> _STATED EXERCISE_:
What follows is a set of records, each of which is to be written out exactly.

-- BEGIN --

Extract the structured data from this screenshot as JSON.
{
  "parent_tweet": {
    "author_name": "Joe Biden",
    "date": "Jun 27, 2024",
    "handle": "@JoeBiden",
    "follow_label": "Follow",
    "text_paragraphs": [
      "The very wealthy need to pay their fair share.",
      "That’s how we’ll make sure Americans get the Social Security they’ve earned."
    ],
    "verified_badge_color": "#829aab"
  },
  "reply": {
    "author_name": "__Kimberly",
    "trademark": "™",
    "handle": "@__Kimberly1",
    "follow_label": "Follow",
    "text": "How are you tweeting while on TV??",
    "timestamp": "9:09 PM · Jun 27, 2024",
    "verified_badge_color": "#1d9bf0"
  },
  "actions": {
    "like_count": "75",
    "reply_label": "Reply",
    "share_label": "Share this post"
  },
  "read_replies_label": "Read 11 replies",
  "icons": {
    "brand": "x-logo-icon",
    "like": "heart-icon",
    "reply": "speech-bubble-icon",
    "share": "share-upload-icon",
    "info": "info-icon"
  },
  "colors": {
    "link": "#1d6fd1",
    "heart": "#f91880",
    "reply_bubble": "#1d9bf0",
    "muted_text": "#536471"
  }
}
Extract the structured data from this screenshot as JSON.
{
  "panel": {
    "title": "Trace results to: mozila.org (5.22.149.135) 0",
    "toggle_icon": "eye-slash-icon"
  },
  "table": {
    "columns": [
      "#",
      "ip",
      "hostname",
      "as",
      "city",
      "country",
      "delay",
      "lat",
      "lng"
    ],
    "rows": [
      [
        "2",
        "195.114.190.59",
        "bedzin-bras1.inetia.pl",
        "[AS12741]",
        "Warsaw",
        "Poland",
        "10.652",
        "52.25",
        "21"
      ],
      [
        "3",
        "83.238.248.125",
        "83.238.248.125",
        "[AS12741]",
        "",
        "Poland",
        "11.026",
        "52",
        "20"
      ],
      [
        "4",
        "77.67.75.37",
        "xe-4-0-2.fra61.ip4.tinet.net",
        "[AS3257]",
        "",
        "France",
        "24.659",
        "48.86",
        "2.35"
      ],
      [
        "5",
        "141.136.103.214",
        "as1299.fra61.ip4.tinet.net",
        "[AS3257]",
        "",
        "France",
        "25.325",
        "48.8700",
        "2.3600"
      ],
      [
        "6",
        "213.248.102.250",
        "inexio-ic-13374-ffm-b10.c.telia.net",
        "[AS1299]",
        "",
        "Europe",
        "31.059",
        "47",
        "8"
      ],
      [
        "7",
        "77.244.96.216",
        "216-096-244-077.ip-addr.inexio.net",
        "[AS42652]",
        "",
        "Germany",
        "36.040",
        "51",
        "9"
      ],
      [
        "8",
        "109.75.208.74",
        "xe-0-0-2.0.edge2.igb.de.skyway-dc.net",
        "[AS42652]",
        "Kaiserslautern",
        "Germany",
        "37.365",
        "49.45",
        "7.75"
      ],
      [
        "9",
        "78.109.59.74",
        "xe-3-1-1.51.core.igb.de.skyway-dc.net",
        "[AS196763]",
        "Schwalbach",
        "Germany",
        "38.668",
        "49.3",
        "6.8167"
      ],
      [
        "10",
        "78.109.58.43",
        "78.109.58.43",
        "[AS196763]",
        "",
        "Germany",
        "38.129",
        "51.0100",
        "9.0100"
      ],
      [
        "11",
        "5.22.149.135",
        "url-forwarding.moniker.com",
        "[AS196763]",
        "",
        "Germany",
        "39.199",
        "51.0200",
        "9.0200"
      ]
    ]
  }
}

-- END --

> _RESULT BELOW_:
Extract the structured data from this screenshot as JSON.
{
  "parent_tweet": {
    "author_name": "Joe Biden",
    "date": "Jun 27, 2024",
    "handle": "@JoeBiden",
    "follow_label": "Follow",
    "text_paragraphs": [
      "The very wealthy need to pay their fair share.",
      "That’s how we’ll make sure Americans get the Social Security they’ve earned."
    ],
    "verified_badge_color": "#829aab"
  },
  "reply": {
    "author_name": "__Kimberly",
    "trademark": "™",
    "handle": "@__Kimberly1",
    "follow_label": "Follow",
    "text": "How are you tweeting while on TV??",
    "timestamp": "9:09 PM · Jun 27, 2024",
    "verified_badge_color": "#1d9bf0"
  },
  "actions": {
    "like_count": "75",
    "reply_label": "Reply",
    "share_label": "Share this post"
  },
  "read_replies_label": "Read 11 replies",
  "icons": {
    "brand": "x-logo-icon",
    "like": "heart-icon",
    "reply": "speech-bubble-icon",
    "share": "share-upload-icon",
    "info": "info-icon"
  },
  "colors": {
    "link": "#1d6fd1",
    "heart": "#f91880",
    "reply_bubble": "#1d9bf0",
    "muted_text": "#536471"
  }
}
Extract the structured data from this screenshot as JSON.
{
  "panel": {
    "title": "Trace results to: mozila.org (5.22.149.135) 0",
    "toggle_icon": "eye-slash-icon"
  },
  "table": {
    "columns": [
      "#",
      "ip",
      "hostname",
      "as",
      "city",
      "country",
      "delay",
      "lat",
      "lng"
    ],
    "rows": [
      [
        "2",
        "195.114.190.59",
        "bedzin-bras1.inetia.pl",
        "[AS12741]",
        "Warsaw",
        "Poland",
        "10.652",
        "52.25",
        "21"
      ],
      [
        "3",
        "83.238.248.125",
        "83.238.248.125",
        "[AS12741]",
        "",
        "Poland",
        "11.026",
        "52",
        "20"
      ],
      [
        "4",
        "77.67.75.37",
        "xe-4-0-2.fra61.ip4.tinet.net",
        "[AS3257]",
        "",
        "France",
        "24.659",
        "48.86",
        "2.35"
      ],
      [
        "5",
        "141.136.103.214",
        "as1299.fra61.ip4.tinet.net",
        "[AS3257]",
        "",
        "France",
        "25.325",
        "48.8700",
        "2.3600"
      ],
      [
        "6",
        "213.248.102.250",
        "inexio-ic-13374-ffm-b10.c.telia.net",
        "[AS1299]",
        "",
        "Europe",
        "31.059",
        "47",
        "8"
      ],
      [
        "7",
        "77.244.96.216",
        "216-096-244-077.ip-addr.inexio.net",
        "[AS42652]",
        "",
        "Germany",
        "36.040",
        "51",
        "9"
      ],
      [
        "8",
        "109.75.208.74",
        "xe-0-0-2.0.edge2.igb.de.skyway-dc.net",
        "[AS42652]",
        "Kaiserslautern",
        "Germany",
        "37.365",
        "49.45",
        "7.75"
      ],
      [
        "9",
        "78.109.59.74",
        "xe-3-1-1.51.core.igb.de.skyway-dc.net",
        "[AS196763]",
        "Schwalbach",
        "Germany",
        "38.668",
        "49.3",
        "6.8167"
      ],
      [
        "10",
        "78.109.58.43",
        "78.109.58.43",
        "[AS196763]",
        "",
        "Germany",
        "38.129",
        "51.0100",
        "9.0100"
      ],
      [
        "11",
        "5.22.149.135",
        "url-forwarding.moniker.com",
        "[AS196763]",
        "",
        "Germany",
        "39.199",
        "51.0200",
        "9.0200"
      ]
    ]
  }
}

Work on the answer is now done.